-- Exercise objective --
Gather every line of the entries that includes the word "nbsp".

-- Data provided --
════════
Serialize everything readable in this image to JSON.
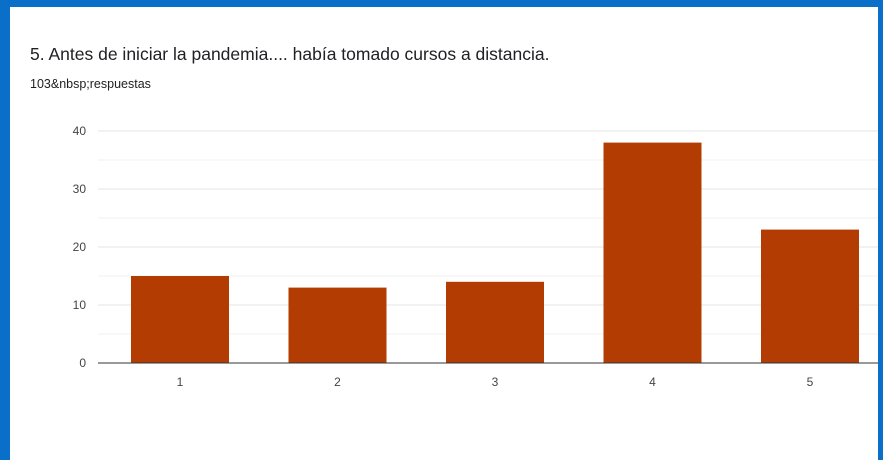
{
  "question": {
    "title": "5. Antes de iniciar la pandemia.... había tomado cursos a distancia.",
    "responses": "103&nbsp;respuestas"
  },
  "colors": {
    "frame": "#0a6fc9",
    "bar": "#b33c03",
    "grid": "#e6e6e6",
    "axis": "#333333"
  },
  "chart_data": {
    "type": "bar",
    "title": "5. Antes de iniciar la pandemia.... había tomado cursos a distancia.",
    "subtitle": "103&nbsp;respuestas",
    "categories": [
      "1",
      "2",
      "3",
      "4",
      "5"
    ],
    "values": [
      15,
      13,
      14,
      38,
      23
    ],
    "xlabel": "",
    "ylabel": "",
    "ylim": [
      0,
      40
    ],
    "yticks": [
      0,
      10,
      20,
      30,
      40
    ],
    "grid": true,
    "legend": "none"
  }
}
════════
-- Reply --
    "responses": "103&nbsp;respuestas"
    "subtitle": "103&nbsp;respuestas",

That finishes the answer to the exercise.